Then $\mu$ defined on this sigma algebra is a Haar measure if it's outer and inner regular, finite on compact sets and translation invariant.

So I gather the important property of a Haar measure is that it's translation invariant.

Question 1: What I don't gather is, what do I get if I define it on the Borel sigma algebra as opposed to defining it on the sigma algebra generated by compact sets (as they do on Wikipedia)?

Question 2: Can I put additional assumptions on $G$ so that I can drop the requirement that $\mu$ has to be finite on compact sets?

Question 3: As you can guess from my questions I'm poking around in the dark trying to find out how to define a Haar measure suitably. Here suitably means, I want to use it to define an inner product so I can have Fourier series. Are there several ways to do this which lead to different spaces? By this I mean, if I define it on the Borel sigma algebra, can I do Fourier series for a different set of functions than when I have a measure on the sigma algebra generated by compact sets? Or what about dropping regularity? Or dropping finiteness on compact sets?

Thanks.

Best Answer

Summarizing some comments, and continuing: the main point is that Haar measure is translation-invariant (and for non-abelian groups, in general, left-invariant and right-invariant are not identical, but the discrepancy is intelligible).

Unless you have intentions to do something exotic (say, on not-locally-compact, or not-Hausdorff "groups", which I can't recommend), you'll be happier later to have a regular measure, so, yes, the measure of a set is the inf of the measures of the opens containing it, and is the sup of the measures of the compacts contained in it, and, yes, the measure of a compact is finite. Probably you will also want completeness, especially when taking products, so subsets of measure-zero sets have measure zero.

Probably you'll want your groups to be countably-based, too, to avoid some measure-theoretic pathologies.

Then, for abelian topological groups (meaning locally compact, Hausdorff, probably countably-based), the basics of "Fourier series/transforms" work pretty well, as in Pontryagin and Weil. The non-abelian but compact case also turns out very well.

• Records for the task
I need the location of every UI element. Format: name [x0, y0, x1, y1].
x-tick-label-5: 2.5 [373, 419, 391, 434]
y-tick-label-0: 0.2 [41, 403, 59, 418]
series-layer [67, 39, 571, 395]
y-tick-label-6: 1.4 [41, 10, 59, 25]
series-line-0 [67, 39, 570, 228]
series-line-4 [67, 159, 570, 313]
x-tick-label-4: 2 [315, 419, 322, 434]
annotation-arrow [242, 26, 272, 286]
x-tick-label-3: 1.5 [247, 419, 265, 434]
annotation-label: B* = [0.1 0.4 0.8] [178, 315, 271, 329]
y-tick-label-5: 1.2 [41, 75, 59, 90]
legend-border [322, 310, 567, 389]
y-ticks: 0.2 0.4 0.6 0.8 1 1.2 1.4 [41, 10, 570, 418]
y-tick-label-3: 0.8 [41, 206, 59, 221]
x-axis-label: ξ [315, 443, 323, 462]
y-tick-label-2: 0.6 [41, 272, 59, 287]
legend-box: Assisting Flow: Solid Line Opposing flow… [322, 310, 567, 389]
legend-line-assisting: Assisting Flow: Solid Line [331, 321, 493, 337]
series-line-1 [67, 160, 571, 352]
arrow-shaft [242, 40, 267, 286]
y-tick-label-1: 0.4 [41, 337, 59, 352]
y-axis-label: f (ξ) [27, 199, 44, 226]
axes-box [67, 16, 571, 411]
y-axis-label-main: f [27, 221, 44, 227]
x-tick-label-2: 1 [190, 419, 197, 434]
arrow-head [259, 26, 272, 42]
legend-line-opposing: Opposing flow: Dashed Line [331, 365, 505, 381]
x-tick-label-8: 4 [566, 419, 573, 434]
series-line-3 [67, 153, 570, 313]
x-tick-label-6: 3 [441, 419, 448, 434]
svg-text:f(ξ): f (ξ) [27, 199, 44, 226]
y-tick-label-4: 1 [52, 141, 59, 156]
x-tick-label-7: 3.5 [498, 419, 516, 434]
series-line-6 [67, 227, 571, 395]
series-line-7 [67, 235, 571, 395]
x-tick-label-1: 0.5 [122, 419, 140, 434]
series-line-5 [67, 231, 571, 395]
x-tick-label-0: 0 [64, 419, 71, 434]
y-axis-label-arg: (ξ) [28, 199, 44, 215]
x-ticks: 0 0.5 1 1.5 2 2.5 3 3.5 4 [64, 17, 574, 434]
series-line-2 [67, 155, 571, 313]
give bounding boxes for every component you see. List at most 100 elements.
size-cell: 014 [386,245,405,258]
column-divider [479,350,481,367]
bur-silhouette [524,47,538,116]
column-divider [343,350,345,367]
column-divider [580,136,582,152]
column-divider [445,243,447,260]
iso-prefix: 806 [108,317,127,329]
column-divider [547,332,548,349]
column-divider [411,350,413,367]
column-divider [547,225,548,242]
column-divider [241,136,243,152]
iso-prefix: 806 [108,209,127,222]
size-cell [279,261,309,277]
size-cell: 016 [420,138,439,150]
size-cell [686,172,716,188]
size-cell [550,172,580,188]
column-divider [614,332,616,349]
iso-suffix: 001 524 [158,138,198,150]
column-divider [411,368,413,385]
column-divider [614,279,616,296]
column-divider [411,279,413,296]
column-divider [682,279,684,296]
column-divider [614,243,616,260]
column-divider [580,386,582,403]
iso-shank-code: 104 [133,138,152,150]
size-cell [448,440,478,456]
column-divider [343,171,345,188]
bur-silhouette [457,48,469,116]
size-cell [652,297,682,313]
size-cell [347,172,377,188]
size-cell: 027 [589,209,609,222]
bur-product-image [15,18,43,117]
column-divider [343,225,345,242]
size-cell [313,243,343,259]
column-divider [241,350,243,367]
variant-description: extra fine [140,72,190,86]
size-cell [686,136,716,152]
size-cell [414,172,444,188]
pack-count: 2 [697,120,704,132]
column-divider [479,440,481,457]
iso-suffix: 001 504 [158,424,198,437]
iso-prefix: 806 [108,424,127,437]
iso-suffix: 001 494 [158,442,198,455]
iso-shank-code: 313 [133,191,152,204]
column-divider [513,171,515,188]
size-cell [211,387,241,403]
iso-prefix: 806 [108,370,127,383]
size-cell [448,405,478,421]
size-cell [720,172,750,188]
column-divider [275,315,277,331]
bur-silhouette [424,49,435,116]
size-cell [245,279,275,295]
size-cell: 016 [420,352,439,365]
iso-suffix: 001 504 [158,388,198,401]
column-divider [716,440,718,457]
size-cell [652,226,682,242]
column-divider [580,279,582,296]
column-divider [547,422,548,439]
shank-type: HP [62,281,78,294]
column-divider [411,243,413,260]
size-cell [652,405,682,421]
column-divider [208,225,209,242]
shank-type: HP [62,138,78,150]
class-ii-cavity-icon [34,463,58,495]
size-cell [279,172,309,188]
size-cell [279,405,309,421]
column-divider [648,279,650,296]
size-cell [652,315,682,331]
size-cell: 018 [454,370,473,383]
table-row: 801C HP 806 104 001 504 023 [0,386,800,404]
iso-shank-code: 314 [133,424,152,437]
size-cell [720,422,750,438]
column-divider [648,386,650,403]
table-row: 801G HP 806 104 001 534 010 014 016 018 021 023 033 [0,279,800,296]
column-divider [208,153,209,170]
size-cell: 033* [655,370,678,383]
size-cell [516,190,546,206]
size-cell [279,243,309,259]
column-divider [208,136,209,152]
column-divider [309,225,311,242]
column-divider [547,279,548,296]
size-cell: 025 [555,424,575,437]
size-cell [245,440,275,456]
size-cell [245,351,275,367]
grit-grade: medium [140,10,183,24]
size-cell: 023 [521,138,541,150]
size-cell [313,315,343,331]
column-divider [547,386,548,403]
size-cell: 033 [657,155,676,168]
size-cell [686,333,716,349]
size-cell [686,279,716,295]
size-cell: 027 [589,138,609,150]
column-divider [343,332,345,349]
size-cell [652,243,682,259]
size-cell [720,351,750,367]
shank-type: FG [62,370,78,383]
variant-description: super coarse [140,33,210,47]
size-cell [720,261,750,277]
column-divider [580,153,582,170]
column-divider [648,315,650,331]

• Exercise task 1
Answer these questions about the Haar measure passage, one per line:
(a) According to the answer, what does completeness ensure about subsets of measure-zero sets?
(b) What reason does the answer give for wanting groups to be countably-based?
(c) Besides abelian groups, which case does the answer say also turns out very well?
• Exercise task 2
Report every line in the entries that contains the string 'ticks'.

• Output 1
(a) Subsets of measure-zero sets have measure zero.
(b) To avoid some measure-theoretic pathologies.
(c) The non-abelian but compact case.

• Output 2
y-ticks: 0.2 0.4 0.6 0.8 1 1.2 1.4 [41, 10, 570, 418]
x-ticks: 0 0.5 1 1.5 2 2.5 3 3.5 4 [64, 17, 574, 434]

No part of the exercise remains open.